TASK TO CARRY OUT -> Gather from the listing below each line that includes the word "nervi", and copy it.

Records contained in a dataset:
▶
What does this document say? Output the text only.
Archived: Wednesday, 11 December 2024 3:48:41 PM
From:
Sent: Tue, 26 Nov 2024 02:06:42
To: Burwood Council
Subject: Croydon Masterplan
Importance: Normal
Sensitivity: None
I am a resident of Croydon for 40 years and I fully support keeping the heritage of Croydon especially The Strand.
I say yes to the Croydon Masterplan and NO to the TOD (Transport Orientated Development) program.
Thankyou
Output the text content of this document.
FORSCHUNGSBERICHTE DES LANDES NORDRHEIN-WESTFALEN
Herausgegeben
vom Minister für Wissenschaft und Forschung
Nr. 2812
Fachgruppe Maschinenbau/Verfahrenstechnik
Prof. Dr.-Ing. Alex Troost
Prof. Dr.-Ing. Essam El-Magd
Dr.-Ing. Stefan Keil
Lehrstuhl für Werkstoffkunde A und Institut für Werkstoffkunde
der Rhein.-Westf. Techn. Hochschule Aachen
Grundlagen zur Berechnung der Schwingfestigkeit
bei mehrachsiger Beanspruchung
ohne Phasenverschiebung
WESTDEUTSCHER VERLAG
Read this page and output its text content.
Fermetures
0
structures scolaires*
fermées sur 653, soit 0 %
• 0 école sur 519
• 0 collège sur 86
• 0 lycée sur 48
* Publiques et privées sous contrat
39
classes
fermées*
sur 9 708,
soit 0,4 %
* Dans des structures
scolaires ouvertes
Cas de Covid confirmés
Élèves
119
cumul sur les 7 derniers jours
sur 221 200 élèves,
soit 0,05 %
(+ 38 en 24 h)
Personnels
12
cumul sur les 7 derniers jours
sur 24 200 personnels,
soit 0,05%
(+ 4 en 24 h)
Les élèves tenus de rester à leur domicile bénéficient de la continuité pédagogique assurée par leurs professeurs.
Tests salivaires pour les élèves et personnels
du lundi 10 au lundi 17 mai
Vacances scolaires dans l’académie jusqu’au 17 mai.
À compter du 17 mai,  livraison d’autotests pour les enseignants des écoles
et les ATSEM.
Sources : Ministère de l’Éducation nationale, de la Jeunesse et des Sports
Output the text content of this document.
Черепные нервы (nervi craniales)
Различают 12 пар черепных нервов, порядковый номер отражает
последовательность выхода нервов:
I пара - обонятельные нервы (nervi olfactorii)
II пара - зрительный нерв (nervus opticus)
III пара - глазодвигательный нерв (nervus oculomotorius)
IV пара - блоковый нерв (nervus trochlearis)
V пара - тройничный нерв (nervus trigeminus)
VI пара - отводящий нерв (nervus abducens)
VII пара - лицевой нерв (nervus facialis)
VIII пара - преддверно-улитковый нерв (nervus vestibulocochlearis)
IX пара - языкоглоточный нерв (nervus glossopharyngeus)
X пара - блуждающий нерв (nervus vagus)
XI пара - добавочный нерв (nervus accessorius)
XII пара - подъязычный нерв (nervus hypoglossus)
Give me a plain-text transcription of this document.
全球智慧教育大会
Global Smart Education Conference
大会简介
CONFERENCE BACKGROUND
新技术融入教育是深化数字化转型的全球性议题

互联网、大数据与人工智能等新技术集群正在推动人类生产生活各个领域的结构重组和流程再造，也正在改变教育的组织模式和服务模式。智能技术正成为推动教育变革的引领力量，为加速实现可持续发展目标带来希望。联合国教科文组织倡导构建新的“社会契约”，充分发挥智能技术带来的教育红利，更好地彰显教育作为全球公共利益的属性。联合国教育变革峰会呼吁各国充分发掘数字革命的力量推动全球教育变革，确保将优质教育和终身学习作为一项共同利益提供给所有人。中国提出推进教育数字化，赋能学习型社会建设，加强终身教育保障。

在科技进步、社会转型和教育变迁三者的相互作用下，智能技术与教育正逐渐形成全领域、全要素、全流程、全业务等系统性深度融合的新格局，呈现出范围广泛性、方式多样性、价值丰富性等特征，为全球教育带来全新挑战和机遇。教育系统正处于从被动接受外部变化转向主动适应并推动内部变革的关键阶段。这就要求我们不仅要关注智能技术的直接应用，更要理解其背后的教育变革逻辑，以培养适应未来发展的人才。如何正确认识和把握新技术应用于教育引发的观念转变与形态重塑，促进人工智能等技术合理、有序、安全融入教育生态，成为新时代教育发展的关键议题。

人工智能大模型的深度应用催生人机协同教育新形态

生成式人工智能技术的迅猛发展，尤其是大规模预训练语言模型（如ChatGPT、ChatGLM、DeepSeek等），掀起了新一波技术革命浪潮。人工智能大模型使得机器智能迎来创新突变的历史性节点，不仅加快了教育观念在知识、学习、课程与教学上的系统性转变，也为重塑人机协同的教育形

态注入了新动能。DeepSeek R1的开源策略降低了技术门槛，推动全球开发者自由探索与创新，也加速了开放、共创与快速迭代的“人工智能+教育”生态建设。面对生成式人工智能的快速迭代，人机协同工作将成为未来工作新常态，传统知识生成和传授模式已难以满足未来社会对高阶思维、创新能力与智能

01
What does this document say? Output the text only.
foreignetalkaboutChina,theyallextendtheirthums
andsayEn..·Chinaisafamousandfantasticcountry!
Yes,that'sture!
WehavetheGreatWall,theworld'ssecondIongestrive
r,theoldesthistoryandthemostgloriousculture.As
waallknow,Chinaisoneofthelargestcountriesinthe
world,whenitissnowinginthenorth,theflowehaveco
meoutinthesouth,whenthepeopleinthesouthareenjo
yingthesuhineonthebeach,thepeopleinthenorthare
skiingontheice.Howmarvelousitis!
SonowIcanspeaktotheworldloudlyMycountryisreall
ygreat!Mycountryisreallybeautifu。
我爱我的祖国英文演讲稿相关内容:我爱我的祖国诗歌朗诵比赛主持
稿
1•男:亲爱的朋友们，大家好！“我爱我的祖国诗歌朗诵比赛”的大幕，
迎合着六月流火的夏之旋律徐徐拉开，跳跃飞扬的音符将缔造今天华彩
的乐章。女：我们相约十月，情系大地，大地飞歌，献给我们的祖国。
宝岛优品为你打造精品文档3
◀
FINAL ANSWER ->
Черепные нервы (nervi craniales)
I пара - обонятельные нервы (nervi olfactorii)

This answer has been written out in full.